++++ Exercise inputs

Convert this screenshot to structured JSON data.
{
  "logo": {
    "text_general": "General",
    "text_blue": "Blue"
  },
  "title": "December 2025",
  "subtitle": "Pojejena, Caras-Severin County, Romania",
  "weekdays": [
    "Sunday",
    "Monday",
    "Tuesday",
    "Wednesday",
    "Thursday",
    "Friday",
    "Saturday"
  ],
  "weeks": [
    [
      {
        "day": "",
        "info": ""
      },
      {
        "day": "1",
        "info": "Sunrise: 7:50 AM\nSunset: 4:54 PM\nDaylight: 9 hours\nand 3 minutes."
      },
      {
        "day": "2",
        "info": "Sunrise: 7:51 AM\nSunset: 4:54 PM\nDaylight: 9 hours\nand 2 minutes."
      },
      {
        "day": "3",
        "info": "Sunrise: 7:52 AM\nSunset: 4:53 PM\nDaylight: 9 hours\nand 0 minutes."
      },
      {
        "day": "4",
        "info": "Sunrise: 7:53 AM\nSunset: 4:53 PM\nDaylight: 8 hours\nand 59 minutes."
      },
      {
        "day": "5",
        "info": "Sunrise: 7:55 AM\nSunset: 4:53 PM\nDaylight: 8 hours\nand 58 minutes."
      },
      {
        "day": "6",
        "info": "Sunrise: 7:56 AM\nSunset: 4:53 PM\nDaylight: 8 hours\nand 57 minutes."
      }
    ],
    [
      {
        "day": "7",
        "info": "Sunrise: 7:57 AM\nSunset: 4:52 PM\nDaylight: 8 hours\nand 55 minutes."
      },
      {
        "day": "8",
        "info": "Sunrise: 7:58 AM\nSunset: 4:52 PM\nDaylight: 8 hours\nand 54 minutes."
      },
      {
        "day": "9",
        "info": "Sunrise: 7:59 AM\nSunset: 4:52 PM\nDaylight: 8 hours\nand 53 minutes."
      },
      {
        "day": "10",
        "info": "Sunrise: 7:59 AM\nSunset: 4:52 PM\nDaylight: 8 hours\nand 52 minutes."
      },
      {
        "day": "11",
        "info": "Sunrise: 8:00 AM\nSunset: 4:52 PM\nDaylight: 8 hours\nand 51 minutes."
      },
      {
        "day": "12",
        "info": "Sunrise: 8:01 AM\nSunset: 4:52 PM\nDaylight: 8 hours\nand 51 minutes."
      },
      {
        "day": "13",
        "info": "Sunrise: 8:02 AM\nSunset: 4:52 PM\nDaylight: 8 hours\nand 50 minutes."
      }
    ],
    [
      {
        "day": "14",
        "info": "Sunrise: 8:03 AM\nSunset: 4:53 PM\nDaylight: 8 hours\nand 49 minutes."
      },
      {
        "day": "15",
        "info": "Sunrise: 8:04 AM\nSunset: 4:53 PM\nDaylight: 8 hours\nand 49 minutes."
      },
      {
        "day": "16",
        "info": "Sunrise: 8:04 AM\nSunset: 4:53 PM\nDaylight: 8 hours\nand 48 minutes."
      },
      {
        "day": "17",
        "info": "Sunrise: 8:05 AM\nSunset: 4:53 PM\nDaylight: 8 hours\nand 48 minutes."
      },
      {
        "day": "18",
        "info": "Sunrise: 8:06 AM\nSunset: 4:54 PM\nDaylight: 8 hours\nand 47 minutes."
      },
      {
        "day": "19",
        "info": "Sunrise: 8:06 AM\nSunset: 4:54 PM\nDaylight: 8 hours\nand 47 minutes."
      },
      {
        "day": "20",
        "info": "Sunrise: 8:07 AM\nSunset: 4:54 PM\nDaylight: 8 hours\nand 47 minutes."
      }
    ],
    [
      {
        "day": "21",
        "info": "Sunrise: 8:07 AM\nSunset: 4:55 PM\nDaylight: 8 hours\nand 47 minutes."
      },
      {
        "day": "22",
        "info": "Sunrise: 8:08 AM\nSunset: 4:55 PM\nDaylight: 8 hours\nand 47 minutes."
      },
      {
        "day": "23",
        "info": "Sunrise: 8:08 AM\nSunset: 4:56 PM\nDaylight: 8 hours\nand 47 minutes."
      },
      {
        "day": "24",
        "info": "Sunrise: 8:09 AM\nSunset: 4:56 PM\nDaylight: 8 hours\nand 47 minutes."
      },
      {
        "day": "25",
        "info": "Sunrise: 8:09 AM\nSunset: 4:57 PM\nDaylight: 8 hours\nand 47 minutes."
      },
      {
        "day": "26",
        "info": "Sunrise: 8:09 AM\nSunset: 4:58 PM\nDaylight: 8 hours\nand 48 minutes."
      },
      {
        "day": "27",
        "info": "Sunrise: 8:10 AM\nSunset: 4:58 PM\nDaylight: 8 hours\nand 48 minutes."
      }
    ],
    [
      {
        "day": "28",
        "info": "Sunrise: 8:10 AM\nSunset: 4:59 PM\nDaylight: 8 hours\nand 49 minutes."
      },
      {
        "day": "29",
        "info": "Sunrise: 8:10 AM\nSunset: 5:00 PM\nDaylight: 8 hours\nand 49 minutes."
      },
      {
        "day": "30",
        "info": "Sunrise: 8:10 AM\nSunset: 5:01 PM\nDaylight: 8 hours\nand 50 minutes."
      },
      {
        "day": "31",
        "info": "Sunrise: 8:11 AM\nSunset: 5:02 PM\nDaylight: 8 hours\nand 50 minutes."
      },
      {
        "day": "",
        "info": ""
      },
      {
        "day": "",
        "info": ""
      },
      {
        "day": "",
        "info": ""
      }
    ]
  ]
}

++++++++
++++ Exercise inputs

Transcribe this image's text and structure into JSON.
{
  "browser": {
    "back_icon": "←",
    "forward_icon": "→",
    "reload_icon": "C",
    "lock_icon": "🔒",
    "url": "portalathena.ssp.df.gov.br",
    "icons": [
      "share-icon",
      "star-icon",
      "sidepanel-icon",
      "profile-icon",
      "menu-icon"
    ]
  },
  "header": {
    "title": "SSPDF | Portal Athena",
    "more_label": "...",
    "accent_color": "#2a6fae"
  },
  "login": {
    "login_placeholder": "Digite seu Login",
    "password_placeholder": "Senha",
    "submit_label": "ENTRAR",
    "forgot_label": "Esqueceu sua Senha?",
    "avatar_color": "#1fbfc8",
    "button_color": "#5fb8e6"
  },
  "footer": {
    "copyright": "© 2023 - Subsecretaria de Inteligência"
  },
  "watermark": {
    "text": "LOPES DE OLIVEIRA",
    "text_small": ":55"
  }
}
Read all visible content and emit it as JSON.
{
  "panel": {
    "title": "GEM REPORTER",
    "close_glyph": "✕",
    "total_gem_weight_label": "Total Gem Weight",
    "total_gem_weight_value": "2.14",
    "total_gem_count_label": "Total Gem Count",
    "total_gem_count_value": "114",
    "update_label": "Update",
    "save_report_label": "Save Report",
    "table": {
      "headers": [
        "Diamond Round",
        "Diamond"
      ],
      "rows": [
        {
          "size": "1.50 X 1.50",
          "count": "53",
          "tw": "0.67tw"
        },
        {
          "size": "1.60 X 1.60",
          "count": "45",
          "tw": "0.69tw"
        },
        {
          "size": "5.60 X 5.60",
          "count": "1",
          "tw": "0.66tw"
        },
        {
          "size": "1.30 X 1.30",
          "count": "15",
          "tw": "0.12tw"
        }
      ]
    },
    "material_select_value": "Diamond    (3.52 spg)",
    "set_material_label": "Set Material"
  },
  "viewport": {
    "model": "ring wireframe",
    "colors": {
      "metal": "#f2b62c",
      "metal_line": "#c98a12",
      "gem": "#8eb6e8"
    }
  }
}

++++++++
++++ Exercise inputs

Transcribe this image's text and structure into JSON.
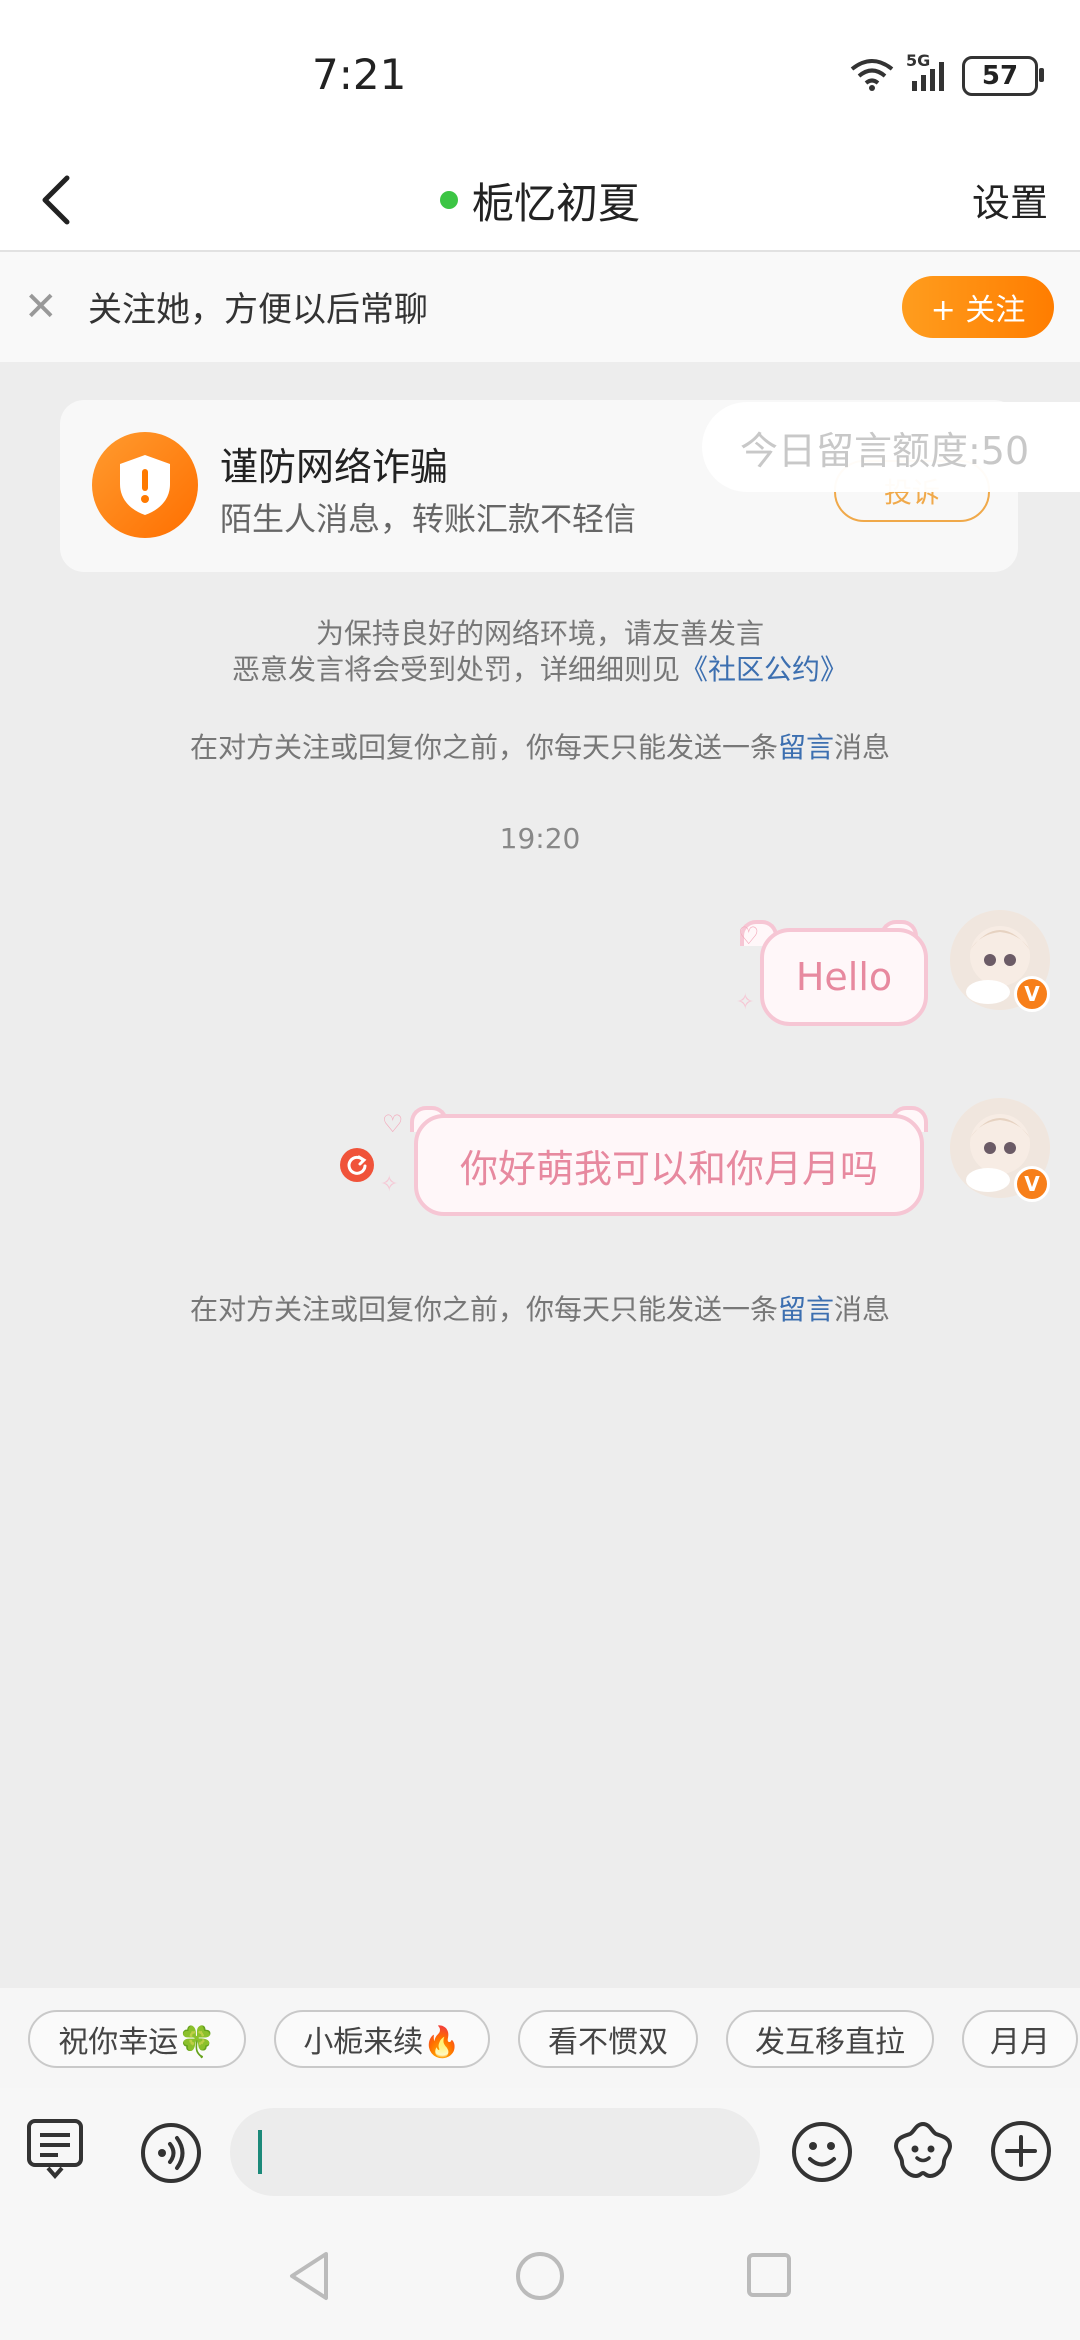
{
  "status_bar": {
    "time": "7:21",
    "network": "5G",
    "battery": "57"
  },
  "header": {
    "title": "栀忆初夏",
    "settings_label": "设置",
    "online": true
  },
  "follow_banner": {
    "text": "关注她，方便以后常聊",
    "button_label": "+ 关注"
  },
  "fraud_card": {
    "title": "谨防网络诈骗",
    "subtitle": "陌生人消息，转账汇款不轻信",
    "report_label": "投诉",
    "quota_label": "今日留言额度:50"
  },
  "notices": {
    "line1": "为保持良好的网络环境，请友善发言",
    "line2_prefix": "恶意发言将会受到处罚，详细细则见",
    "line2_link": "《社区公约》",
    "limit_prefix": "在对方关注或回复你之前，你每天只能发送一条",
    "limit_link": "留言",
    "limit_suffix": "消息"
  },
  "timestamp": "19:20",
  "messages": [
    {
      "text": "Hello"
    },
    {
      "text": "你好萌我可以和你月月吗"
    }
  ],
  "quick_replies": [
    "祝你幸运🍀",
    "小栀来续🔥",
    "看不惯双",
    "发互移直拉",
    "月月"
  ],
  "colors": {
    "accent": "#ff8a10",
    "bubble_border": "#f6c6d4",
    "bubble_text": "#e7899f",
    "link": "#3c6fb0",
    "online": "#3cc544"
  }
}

++++++++

Short problem:
Using the entries above, return each line that includes the word "Diamond".

Result:
        "Diamond Round",
        "Diamond"
    "material_select_value": "Diamond    (3.52 spg)",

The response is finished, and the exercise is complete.